(Records for the task):
------------

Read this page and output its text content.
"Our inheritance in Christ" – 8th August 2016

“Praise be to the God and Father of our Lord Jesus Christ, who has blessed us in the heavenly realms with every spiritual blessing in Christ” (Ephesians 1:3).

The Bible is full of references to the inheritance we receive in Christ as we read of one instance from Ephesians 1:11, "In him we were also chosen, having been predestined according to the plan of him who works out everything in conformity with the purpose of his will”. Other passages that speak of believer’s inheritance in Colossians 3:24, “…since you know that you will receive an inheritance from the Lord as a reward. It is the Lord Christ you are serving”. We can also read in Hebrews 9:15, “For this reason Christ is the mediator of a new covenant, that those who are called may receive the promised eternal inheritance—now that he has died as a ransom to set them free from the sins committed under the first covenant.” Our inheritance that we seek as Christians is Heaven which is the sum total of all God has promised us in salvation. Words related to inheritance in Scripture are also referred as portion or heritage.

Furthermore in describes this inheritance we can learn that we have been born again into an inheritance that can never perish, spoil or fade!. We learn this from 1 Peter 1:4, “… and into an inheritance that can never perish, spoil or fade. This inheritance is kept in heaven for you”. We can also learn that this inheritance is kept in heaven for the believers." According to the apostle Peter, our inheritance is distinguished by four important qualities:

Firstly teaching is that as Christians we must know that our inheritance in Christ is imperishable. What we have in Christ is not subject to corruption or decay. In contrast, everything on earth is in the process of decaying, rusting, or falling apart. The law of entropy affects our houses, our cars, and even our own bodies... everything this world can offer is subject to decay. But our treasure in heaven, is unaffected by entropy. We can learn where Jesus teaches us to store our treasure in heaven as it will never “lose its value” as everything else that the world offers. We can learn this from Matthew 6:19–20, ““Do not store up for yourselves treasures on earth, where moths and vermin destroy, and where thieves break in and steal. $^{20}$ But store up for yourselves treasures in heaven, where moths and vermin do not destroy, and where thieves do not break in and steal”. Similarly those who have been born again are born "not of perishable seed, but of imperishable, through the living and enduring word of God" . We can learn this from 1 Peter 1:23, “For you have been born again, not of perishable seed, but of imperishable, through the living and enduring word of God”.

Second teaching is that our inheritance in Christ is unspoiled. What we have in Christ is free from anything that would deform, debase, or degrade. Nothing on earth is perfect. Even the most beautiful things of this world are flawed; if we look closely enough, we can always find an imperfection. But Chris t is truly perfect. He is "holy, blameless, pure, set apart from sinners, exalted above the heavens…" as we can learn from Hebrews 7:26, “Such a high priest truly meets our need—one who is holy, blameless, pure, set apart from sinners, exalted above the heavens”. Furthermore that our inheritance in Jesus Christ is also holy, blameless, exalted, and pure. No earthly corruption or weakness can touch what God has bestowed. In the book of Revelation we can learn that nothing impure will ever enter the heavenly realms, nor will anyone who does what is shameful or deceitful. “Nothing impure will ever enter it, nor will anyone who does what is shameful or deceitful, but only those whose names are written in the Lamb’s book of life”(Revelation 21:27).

------------

(Task): Return each line of the data exactly as written above.

(Reply):
Read this page and output its text content.
"Our inheritance in Christ" – 8th August 2016

“Praise be to the God and Father of our Lord Jesus Christ, who has blessed us in the heavenly realms with every spiritual blessing in Christ” (Ephesians 1:3).

The Bible is full of references to the inheritance we receive in Christ as we read of one instance from Ephesians 1:11, "In him we were also chosen, having been predestined according to the plan of him who works out everything in conformity with the purpose of his will”. Other passages that speak of believer’s inheritance in Colossians 3:24, “…since you know that you will receive an inheritance from the Lord as a reward. It is the Lord Christ you are serving”. We can also read in Hebrews 9:15, “For this reason Christ is the mediator of a new covenant, that those who are called may receive the promised eternal inheritance—now that he has died as a ransom to set them free from the sins committed under the first covenant.” Our inheritance that we seek as Christians is Heaven which is the sum total of all God has promised us in salvation. Words related to inheritance in Scripture are also referred as portion or heritage.

Furthermore in describes this inheritance we can learn that we have been born again into an inheritance that can never perish, spoil or fade!. We learn this from 1 Peter 1:4, “… and into an inheritance that can never perish, spoil or fade. This inheritance is kept in heaven for you”. We can also learn that this inheritance is kept in heaven for the believers." According to the apostle Peter, our inheritance is distinguished by four important qualities:

Firstly teaching is that as Christians we must know that our inheritance in Christ is imperishable. What we have in Christ is not subject to corruption or decay. In contrast, everything on earth is in the process of decaying, rusting, or falling apart. The law of entropy affects our houses, our cars, and even our own bodies... everything this world can offer is subject to decay. But our treasure in heaven, is unaffected by entropy. We can learn where Jesus teaches us to store our treasure in heaven as it will never “lose its value” as everything else that the world offers. We can learn this from Matthew 6:19–20, ““Do not store up for yourselves treasures on earth, where moths and vermin destroy, and where thieves break in and steal. $^{20}$ But store up for yourselves treasures in heaven, where moths and vermin do not destroy, and where thieves do not break in and steal”. Similarly those who have been born again are born "not of perishable seed, but of imperishable, through the living and enduring word of God" . We can learn this from 1 Peter 1:23, “For you have been born again, not of perishable seed, but of imperishable, through the living and enduring word of God”.

Second teaching is that our inheritance in Christ is unspoiled. What we have in Christ is free from anything that would deform, debase, or degrade. Nothing on earth is perfect. Even the most beautiful things of this world are flawed; if we look closely enough, we can always find an imperfection. But Chris t is truly perfect. He is "holy, blameless, pure, set apart from sinners, exalted above the heavens…" as we can learn from Hebrews 7:26, “Such a high priest truly meets our need—one who is holy, blameless, pure, set apart from sinners, exalted above the heavens”. Furthermore that our inheritance in Jesus Christ is also holy, blameless, exalted, and pure. No earthly corruption or weakness can touch what God has bestowed. In the book of Revelation we can learn that nothing impure will ever enter the heavenly realms, nor will anyone who does what is shameful or deceitful. “Nothing impure will ever enter it, nor will anyone who does what is shameful or deceitful, but only those whose names are written in the Lamb’s book of life”(Revelation 21:27).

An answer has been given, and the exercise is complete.